• WRITTEN EXERCISE:
Repeat, exactly and completely, the material that follows. Omit the pictures.

+++

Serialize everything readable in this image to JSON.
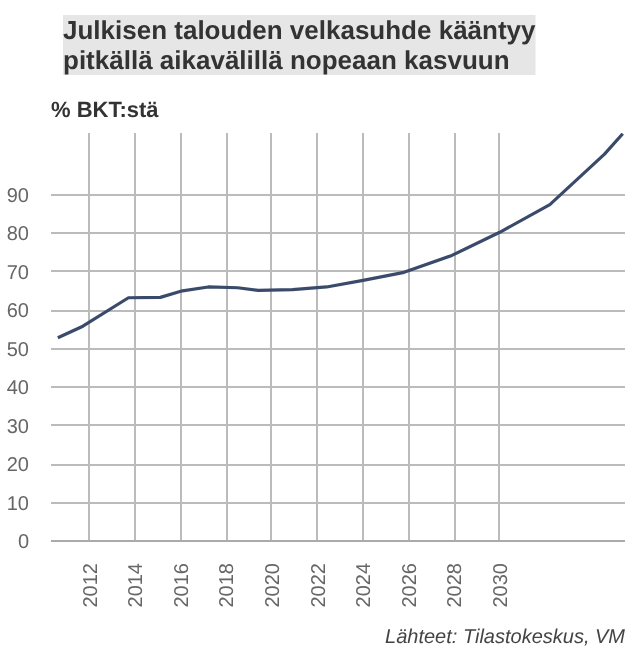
{
  "chart_data": {
    "type": "line",
    "title": "Julkisen talouden velkasuhde kääntyy pitkällä aikavälillä nopeaan kasvuun",
    "ylabel": "% BKT:stä",
    "annotations": [
      "Lähteet: Tilastokeskus, VM"
    ],
    "x": [
      2010.6,
      2011.7,
      2013.7,
      2015.1,
      2016,
      2017.2,
      2018.5,
      2019.4,
      2020.9,
      2022.4,
      2024,
      2025.8,
      2027.9,
      2030,
      2032.2,
      2034.6,
      2035.4
    ],
    "series": [
      {
        "color": "#3a4a6b",
        "values": [
          52.8,
          55.8,
          63.2,
          63.3,
          64.9,
          66,
          65.8,
          65.1,
          65.3,
          66,
          67.7,
          69.8,
          74.2,
          80.2,
          87.4,
          100.5,
          105.8
        ]
      }
    ],
    "xlim": [
      2010.3,
      2035.5
    ],
    "xticks": [
      2012,
      2014,
      2016,
      2018,
      2020,
      2022,
      2024,
      2026,
      2028,
      2030
    ],
    "ylim": [
      0,
      106
    ],
    "yticks": [
      0,
      10,
      20,
      30,
      40,
      50,
      60,
      70,
      80,
      90
    ],
    "grid": true,
    "marker": "none",
    "line_style": "solid"
  }
}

+++

• RESULT:
Serialize everything readable in this image to JSON.
{
  "chart_data": {
    "type": "line",
    "title": "Julkisen talouden velkasuhde kääntyy pitkällä aikavälillä nopeaan kasvuun",
    "ylabel": "% BKT:stä",
    "annotations": [
      "Lähteet: Tilastokeskus, VM"
    ],
    "x": [
      2010.6,
      2011.7,
      2013.7,
      2015.1,
      2016,
      2017.2,
      2018.5,
      2019.4,
      2020.9,
      2022.4,
      2024,
      2025.8,
      2027.9,
      2030,
      2032.2,
      2034.6,
      2035.4
    ],
    "series": [
      {
        "color": "#3a4a6b",
        "values": [
          52.8,
          55.8,
          63.2,
          63.3,
          64.9,
          66,
          65.8,
          65.1,
          65.3,
          66,
          67.7,
          69.8,
          74.2,
          80.2,
          87.4,
          100.5,
          105.8
        ]
      }
    ],
    "xlim": [
      2010.3,
      2035.5
    ],
    "xticks": [
      2012,
      2014,
      2016,
      2018,
      2020,
      2022,
      2024,
      2026,
      2028,
      2030
    ],
    "ylim": [
      0,
      106
    ],
    "yticks": [
      0,
      10,
      20,
      30,
      40,
      50,
      60,
      70,
      80,
      90
    ],
    "grid": true,
    "marker": "none",
    "line_style": "solid"
  }
}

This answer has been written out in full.